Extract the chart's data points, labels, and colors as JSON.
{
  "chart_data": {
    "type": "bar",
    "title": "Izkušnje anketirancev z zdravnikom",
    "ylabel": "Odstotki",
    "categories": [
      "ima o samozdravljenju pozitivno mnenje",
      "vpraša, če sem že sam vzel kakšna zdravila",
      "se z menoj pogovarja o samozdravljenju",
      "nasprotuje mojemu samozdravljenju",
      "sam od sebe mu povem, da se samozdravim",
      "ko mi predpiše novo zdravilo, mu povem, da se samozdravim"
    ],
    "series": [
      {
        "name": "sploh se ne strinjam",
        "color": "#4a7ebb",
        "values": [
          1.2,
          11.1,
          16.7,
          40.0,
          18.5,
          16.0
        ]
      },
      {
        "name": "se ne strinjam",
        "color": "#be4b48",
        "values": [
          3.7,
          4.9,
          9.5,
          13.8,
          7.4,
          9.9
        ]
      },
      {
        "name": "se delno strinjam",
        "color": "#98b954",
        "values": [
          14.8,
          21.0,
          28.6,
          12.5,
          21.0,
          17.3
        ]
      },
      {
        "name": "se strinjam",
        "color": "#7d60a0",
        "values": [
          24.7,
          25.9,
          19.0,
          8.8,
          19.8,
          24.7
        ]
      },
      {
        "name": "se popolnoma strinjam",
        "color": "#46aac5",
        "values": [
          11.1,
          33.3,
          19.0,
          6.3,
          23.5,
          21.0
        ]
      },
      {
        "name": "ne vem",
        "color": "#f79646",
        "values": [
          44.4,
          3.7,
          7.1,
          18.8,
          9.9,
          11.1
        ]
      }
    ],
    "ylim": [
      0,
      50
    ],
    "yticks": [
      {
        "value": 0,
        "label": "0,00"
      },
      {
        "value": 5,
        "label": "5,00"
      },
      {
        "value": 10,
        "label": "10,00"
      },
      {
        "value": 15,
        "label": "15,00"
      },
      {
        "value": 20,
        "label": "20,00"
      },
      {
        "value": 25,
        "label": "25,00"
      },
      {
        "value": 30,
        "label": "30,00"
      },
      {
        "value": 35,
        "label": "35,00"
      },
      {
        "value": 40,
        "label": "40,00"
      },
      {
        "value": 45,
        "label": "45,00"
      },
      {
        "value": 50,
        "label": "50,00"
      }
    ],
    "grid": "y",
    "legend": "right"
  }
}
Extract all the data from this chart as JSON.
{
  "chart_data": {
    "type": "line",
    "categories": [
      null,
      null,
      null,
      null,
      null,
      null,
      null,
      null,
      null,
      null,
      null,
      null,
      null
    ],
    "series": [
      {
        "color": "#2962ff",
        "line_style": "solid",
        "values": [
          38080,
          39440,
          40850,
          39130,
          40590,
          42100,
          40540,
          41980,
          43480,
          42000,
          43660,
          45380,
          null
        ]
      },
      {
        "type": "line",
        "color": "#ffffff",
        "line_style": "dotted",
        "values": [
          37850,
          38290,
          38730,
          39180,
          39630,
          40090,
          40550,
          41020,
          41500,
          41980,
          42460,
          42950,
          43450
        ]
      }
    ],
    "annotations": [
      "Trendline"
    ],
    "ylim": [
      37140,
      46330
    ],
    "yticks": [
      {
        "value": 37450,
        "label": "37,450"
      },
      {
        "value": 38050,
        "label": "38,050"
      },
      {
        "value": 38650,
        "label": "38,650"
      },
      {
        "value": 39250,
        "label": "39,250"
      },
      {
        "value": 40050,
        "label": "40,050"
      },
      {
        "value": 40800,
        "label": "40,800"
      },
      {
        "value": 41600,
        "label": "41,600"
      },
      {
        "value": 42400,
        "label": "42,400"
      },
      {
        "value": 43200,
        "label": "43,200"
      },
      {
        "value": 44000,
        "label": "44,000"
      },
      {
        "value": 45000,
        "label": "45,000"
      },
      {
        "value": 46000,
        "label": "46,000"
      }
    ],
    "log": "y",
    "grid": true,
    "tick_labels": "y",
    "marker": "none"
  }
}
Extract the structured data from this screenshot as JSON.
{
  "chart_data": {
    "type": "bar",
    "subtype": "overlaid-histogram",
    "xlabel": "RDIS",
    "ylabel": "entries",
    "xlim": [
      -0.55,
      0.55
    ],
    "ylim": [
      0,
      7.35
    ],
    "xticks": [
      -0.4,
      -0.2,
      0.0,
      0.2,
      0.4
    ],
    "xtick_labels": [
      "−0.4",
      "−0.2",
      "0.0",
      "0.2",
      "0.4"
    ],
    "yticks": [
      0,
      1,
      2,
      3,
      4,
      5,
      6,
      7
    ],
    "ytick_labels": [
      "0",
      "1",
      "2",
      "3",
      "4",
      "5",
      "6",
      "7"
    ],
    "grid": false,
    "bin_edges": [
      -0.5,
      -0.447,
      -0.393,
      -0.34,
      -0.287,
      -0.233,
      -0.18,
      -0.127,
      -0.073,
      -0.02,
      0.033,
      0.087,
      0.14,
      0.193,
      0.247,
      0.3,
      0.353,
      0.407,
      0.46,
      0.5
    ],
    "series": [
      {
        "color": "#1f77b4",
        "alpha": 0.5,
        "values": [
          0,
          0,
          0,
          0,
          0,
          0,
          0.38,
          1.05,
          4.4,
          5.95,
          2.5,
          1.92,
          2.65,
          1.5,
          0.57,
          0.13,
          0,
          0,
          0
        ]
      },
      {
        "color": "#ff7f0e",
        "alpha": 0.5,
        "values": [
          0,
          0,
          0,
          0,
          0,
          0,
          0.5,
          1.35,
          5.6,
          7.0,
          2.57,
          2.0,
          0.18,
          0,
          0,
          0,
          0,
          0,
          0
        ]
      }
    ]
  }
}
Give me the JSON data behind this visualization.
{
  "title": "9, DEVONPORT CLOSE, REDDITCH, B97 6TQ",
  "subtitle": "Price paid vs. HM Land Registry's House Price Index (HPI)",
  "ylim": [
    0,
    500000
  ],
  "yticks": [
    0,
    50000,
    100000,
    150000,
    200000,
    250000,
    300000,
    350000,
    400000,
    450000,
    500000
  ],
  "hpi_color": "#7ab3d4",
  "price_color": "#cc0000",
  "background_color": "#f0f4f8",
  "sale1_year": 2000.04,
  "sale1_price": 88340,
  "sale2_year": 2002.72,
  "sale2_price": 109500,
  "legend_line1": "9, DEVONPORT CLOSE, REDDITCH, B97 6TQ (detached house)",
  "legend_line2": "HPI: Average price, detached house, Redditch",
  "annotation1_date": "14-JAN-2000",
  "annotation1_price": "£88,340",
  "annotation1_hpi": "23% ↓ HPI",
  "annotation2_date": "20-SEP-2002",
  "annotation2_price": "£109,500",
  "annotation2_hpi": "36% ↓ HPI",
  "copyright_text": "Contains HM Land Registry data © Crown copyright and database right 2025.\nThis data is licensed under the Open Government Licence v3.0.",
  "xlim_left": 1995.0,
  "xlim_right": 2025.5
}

○ ○ ○ ○ ○

## Stated exercise
Nothing in the listing may be changed; retype it all exactly.

## Problem solution
Extract the chart's data points, labels, and colors as JSON.
{
  "chart_data": {
    "type": "bar",
    "title": "Izkušnje anketirancev z zdravnikom",
    "ylabel": "Odstotki",
    "categories": [
      "ima o samozdravljenju pozitivno mnenje",
      "vpraša, če sem že sam vzel kakšna zdravila",
      "se z menoj pogovarja o samozdravljenju",
      "nasprotuje mojemu samozdravljenju",
      "sam od sebe mu povem, da se samozdravim",
      "ko mi predpiše novo zdravilo, mu povem, da se samozdravim"
    ],
    "series": [
      {
        "name": "sploh se ne strinjam",
        "color": "#4a7ebb",
        "values": [
          1.2,
          11.1,
          16.7,
          40.0,
          18.5,
          16.0
        ]
      },
      {
        "name": "se ne strinjam",
        "color": "#be4b48",
        "values": [
          3.7,
          4.9,
          9.5,
          13.8,
          7.4,
          9.9
        ]
      },
      {
        "name": "se delno strinjam",
        "color": "#98b954",
        "values": [
          14.8,
          21.0,
          28.6,
          12.5,
          21.0,
          17.3
        ]
      },
      {
        "name": "se strinjam",
        "color": "#7d60a0",
        "values": [
          24.7,
          25.9,
          19.0,
          8.8,
          19.8,
          24.7
        ]
      },
      {
        "name": "se popolnoma strinjam",
        "color": "#46aac5",
        "values": [
          11.1,
          33.3,
          19.0,
          6.3,
          23.5,
          21.0
        ]
      },
      {
        "name": "ne vem",
        "color": "#f79646",
        "values": [
          44.4,
          3.7,
          7.1,
          18.8,
          9.9,
          11.1
        ]
      }
    ],
    "ylim": [
      0,
      50
    ],
    "yticks": [
      {
        "value": 0,
        "label": "0,00"
      },
      {
        "value": 5,
        "label": "5,00"
      },
      {
        "value": 10,
        "label": "10,00"
      },
      {
        "value": 15,
        "label": "15,00"
      },
      {
        "value": 20,
        "label": "20,00"
      },
      {
        "value": 25,
        "label": "25,00"
      },
      {
        "value": 30,
        "label": "30,00"
      },
      {
        "value": 35,
        "label": "35,00"
      },
      {
        "value": 40,
        "label": "40,00"
      },
      {
        "value": 45,
        "label": "45,00"
      },
      {
        "value": 50,
        "label": "50,00"
      }
    ],
    "grid": "y",
    "legend": "right"
  }
}
Extract all the data from this chart as JSON.
{
  "chart_data": {
    "type": "line",
    "categories": [
      null,
      null,
      null,
      null,
      null,
      null,
      null,
      null,
      null,
      null,
      null,
      null,
      null
    ],
    "series": [
      {
        "color": "#2962ff",
        "line_style": "solid",
        "values": [
          38080,
          39440,
          40850,
          39130,
          40590,
          42100,
          40540,
          41980,
          43480,
          42000,
          43660,
          45380,
          null
        ]
      },
      {
        "type": "line",
        "color": "#ffffff",
        "line_style": "dotted",
        "values": [
          37850,
          38290,
          38730,
          39180,
          39630,
          40090,
          40550,
          41020,
          41500,
          41980,
          42460,
          42950,
          43450
        ]
      }
    ],
    "annotations": [
      "Trendline"
    ],
    "ylim": [
      37140,
      46330
    ],
    "yticks": [
      {
        "value": 37450,
        "label": "37,450"
      },
      {
        "value": 38050,
        "label": "38,050"
      },
      {
        "value": 38650,
        "label": "38,650"
      },
      {
        "value": 39250,
        "label": "39,250"
      },
      {
        "value": 40050,
        "label": "40,050"
      },
      {
        "value": 40800,
        "label": "40,800"
      },
      {
        "value": 41600,
        "label": "41,600"
      },
      {
        "value": 42400,
        "label": "42,400"
      },
      {
        "value": 43200,
        "label": "43,200"
      },
      {
        "value": 44000,
        "label": "44,000"
      },
      {
        "value": 45000,
        "label": "45,000"
      },
      {
        "value": 46000,
        "label": "46,000"
      }
    ],
    "log": "y",
    "grid": true,
    "tick_labels": "y",
    "marker": "none"
  }
}
Extract the structured data from this screenshot as JSON.
{
  "chart_data": {
    "type": "bar",
    "subtype": "overlaid-histogram",
    "xlabel": "RDIS",
    "ylabel": "entries",
    "xlim": [
      -0.55,
      0.55
    ],
    "ylim": [
      0,
      7.35
    ],
    "xticks": [
      -0.4,
      -0.2,
      0.0,
      0.2,
      0.4
    ],
    "xtick_labels": [
      "−0.4",
      "−0.2",
      "0.0",
      "0.2",
      "0.4"
    ],
    "yticks": [
      0,
      1,
      2,
      3,
      4,
      5,
      6,
      7
    ],
    "ytick_labels": [
      "0",
      "1",
      "2",
      "3",
      "4",
      "5",
      "6",
      "7"
    ],
    "grid": false,
    "bin_edges": [
      -0.5,
      -0.447,
      -0.393,
      -0.34,
      -0.287,
      -0.233,
      -0.18,
      -0.127,
      -0.073,
      -0.02,
      0.033,
      0.087,
      0.14,
      0.193,
      0.247,
      0.3,
      0.353,
      0.407,
      0.46,
      0.5
    ],
    "series": [
      {
        "color": "#1f77b4",
        "alpha": 0.5,
        "values": [
          0,
          0,
          0,
          0,
          0,
          0,
          0.38,
          1.05,
          4.4,
          5.95,
          2.5,
          1.92,
          2.65,
          1.5,
          0.57,
          0.13,
          0,
          0,
          0
        ]
      },
      {
        "color": "#ff7f0e",
        "alpha": 0.5,
        "values": [
          0,
          0,
          0,
          0,
          0,
          0,
          0.5,
          1.35,
          5.6,
          7.0,
          2.57,
          2.0,
          0.18,
          0,
          0,
          0,
          0,
          0,
          0
        ]
      }
    ]
  }
}
Give me the JSON data behind this visualization.
{
  "title": "9, DEVONPORT CLOSE, REDDITCH, B97 6TQ",
  "subtitle": "Price paid vs. HM Land Registry's House Price Index (HPI)",
  "ylim": [
    0,
    500000
  ],
  "yticks": [
    0,
    50000,
    100000,
    150000,
    200000,
    250000,
    300000,
    350000,
    400000,
    450000,
    500000
  ],
  "hpi_color": "#7ab3d4",
  "price_color": "#cc0000",
  "background_color": "#f0f4f8",
  "sale1_year": 2000.04,
  "sale1_price": 88340,
  "sale2_year": 2002.72,
  "sale2_price": 109500,
  "legend_line1": "9, DEVONPORT CLOSE, REDDITCH, B97 6TQ (detached house)",
  "legend_line2": "HPI: Average price, detached house, Redditch",
  "annotation1_date": "14-JAN-2000",
  "annotation1_price": "£88,340",
  "annotation1_hpi": "23% ↓ HPI",
  "annotation2_date": "20-SEP-2002",
  "annotation2_price": "£109,500",
  "annotation2_hpi": "36% ↓ HPI",
  "copyright_text": "Contains HM Land Registry data © Crown copyright and database right 2025.\nThis data is licensed under the Open Government Licence v3.0.",
  "xlim_left": 1995.0,
  "xlim_right": 2025.5
}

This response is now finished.